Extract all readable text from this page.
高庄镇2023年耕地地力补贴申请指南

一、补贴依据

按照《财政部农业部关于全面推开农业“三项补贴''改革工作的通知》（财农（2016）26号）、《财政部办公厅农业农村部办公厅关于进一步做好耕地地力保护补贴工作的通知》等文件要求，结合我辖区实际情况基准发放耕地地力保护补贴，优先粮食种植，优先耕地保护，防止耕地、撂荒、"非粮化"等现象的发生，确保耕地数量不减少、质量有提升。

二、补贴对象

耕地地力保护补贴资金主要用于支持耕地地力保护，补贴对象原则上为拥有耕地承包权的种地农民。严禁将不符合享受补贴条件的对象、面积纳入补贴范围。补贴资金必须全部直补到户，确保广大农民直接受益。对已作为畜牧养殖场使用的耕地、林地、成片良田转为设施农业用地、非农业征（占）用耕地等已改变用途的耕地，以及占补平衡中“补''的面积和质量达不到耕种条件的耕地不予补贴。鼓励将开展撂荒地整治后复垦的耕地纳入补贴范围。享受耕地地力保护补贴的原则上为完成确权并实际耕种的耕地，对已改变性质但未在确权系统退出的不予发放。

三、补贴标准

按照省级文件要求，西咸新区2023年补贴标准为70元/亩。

★ ★ ★

▸ **What you will do**: Reproduce the material above, every line of it, exactly.

▸ **The answer**:
Extract all readable text from this page.
高庄镇2023年耕地地力补贴申请指南

一、补贴依据

按照《财政部农业部关于全面推开农业“三项补贴''改革工作的通知》（财农（2016）26号）、《财政部办公厅农业农村部办公厅关于进一步做好耕地地力保护补贴工作的通知》等文件要求，结合我辖区实际情况基准发放耕地地力保护补贴，优先粮食种植，优先耕地保护，防止耕地、撂荒、"非粮化"等现象的发生，确保耕地数量不减少、质量有提升。

二、补贴对象

耕地地力保护补贴资金主要用于支持耕地地力保护，补贴对象原则上为拥有耕地承包权的种地农民。严禁将不符合享受补贴条件的对象、面积纳入补贴范围。补贴资金必须全部直补到户，确保广大农民直接受益。对已作为畜牧养殖场使用的耕地、林地、成片良田转为设施农业用地、非农业征（占）用耕地等已改变用途的耕地，以及占补平衡中“补''的面积和质量达不到耕种条件的耕地不予补贴。鼓励将开展撂荒地整治后复垦的耕地纳入补贴范围。享受耕地地力保护补贴的原则上为完成确权并实际耕种的耕地，对已改变性质但未在确权系统退出的不予发放。

三、补贴标准

按照省级文件要求，西咸新区2023年补贴标准为70元/亩。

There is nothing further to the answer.